● Description of the task
Among the lines listed below, count those that include the string "futé", and state only the count.

Dataset entries
** Start **

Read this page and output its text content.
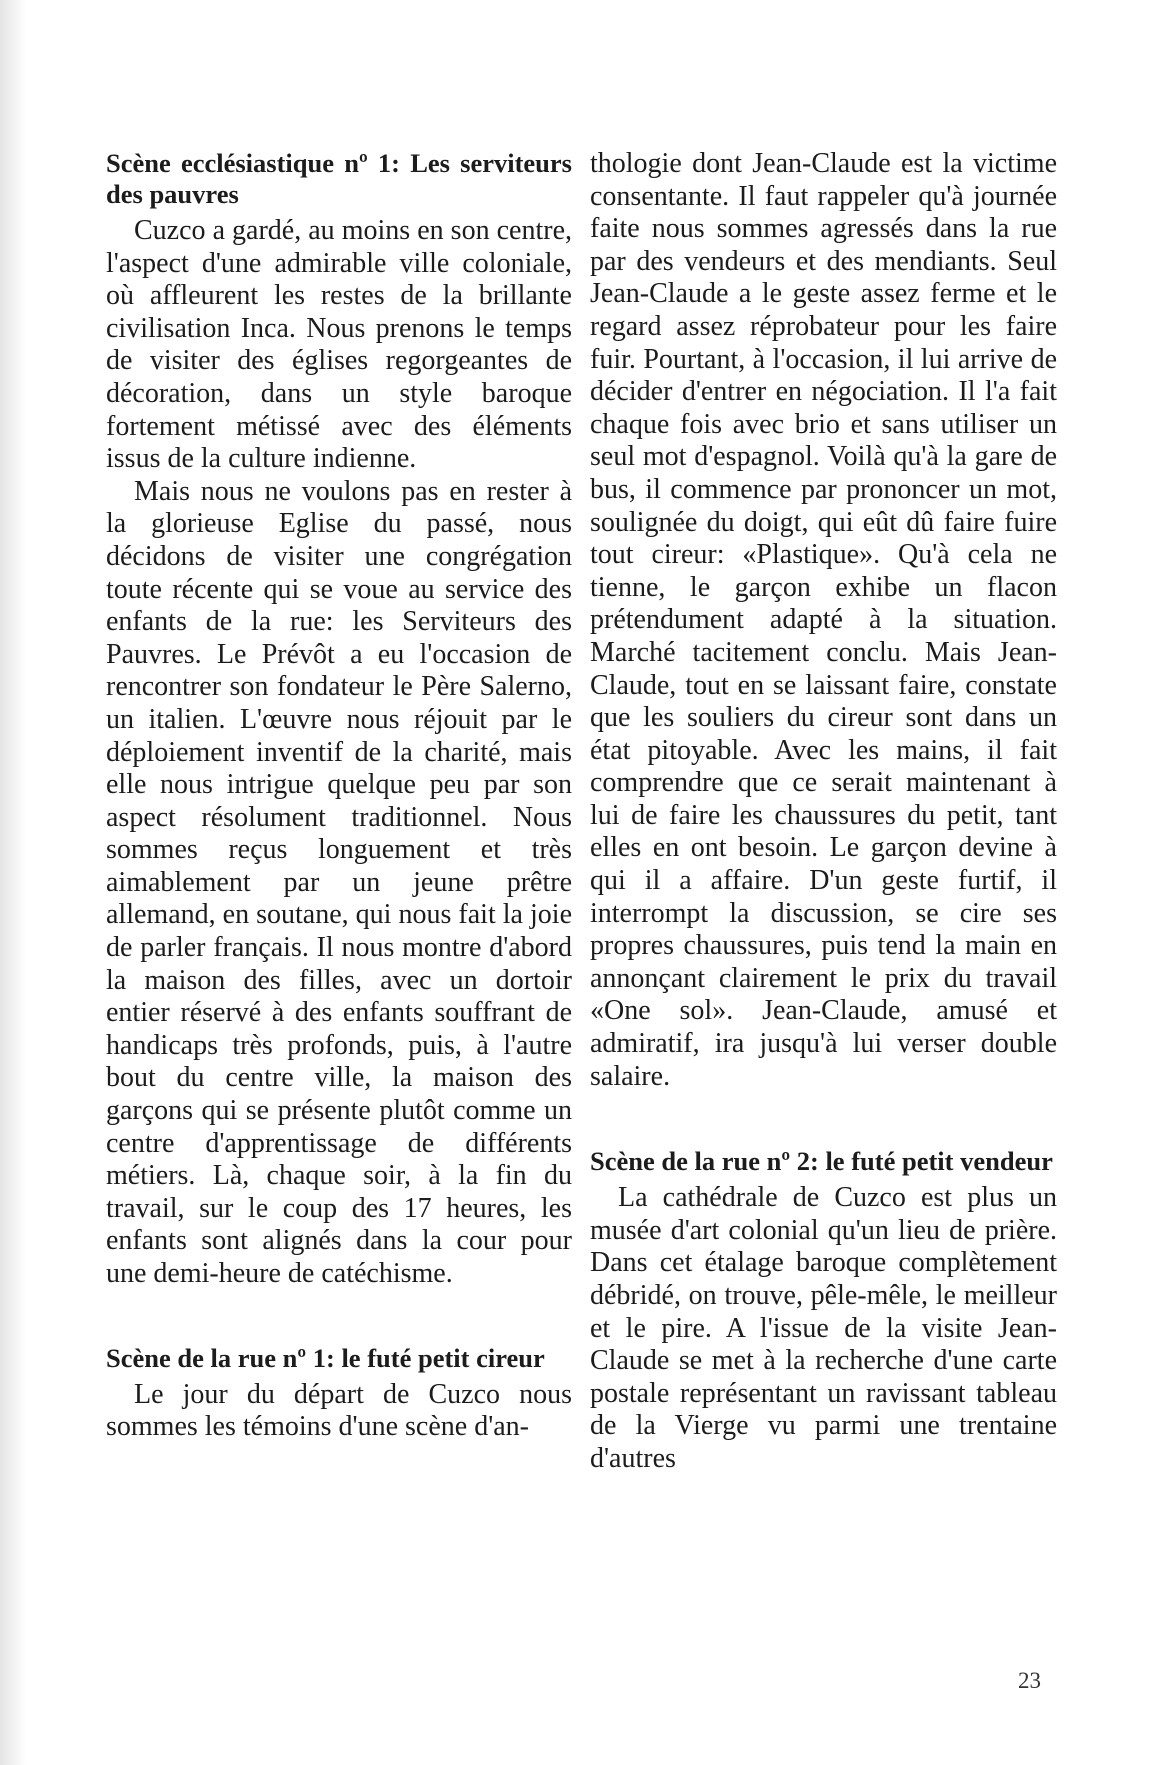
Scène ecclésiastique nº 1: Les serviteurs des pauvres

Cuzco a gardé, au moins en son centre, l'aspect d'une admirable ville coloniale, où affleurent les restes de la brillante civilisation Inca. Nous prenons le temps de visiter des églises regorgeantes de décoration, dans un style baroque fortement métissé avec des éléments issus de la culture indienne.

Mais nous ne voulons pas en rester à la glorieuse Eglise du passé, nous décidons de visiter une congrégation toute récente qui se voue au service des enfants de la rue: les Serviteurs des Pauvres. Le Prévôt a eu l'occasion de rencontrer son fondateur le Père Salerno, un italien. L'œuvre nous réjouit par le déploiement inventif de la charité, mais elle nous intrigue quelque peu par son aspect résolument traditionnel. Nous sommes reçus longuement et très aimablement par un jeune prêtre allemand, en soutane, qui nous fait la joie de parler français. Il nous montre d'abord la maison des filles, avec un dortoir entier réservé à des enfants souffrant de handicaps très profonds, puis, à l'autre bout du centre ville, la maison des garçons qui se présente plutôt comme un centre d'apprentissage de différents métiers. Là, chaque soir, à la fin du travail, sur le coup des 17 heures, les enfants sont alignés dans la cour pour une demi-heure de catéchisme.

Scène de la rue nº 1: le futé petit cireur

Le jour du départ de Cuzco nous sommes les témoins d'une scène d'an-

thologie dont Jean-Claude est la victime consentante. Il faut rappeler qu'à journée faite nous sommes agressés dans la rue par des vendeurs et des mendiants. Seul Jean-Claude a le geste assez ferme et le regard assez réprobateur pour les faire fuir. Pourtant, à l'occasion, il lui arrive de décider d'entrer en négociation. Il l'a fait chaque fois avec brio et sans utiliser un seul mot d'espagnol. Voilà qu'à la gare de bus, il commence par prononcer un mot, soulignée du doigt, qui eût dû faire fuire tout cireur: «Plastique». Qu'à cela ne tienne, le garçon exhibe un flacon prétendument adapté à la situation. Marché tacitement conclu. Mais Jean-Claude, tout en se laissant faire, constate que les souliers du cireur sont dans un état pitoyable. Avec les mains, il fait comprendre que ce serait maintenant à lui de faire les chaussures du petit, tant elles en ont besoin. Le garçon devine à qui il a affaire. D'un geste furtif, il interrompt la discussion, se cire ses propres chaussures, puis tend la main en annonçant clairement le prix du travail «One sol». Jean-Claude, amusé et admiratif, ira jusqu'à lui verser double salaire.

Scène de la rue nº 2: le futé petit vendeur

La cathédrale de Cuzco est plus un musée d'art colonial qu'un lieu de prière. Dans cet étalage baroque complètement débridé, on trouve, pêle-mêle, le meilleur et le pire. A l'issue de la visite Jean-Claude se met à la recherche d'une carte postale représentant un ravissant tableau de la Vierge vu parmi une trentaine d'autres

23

** End **
** Start **

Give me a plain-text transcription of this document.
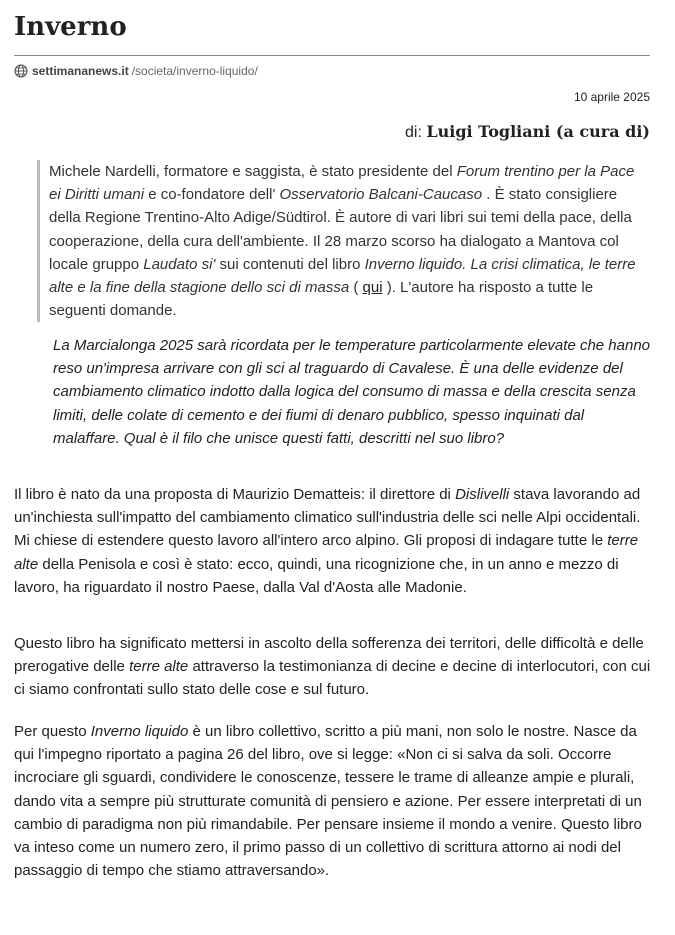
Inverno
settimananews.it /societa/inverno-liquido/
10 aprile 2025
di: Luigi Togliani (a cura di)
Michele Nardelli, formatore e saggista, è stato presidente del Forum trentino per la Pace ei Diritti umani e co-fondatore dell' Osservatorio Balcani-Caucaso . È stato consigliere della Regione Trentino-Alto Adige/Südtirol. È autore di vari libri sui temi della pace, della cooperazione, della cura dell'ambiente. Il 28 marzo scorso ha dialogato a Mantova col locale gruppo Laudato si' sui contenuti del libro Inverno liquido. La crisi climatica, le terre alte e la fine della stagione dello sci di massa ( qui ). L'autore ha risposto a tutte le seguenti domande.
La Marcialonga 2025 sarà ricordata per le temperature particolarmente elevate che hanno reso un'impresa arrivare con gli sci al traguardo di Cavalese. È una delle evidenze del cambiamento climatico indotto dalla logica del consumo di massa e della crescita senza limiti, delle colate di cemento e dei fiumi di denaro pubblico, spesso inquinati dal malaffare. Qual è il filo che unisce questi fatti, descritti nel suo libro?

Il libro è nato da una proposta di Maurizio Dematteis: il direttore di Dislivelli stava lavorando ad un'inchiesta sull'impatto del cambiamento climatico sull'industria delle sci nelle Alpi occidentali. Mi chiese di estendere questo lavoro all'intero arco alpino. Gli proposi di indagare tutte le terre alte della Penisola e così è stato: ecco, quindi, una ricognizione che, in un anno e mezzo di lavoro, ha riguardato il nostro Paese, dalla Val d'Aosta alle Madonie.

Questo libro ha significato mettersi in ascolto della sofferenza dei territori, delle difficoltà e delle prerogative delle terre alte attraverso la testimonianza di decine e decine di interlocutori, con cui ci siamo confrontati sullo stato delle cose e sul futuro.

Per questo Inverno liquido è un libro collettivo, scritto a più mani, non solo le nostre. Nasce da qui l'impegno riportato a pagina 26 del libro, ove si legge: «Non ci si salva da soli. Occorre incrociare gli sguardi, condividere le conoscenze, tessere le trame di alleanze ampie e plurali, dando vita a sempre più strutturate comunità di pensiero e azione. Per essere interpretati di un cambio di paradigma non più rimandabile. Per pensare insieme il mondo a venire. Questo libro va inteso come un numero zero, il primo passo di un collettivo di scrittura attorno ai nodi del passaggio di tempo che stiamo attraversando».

** End **

● Exercise response
2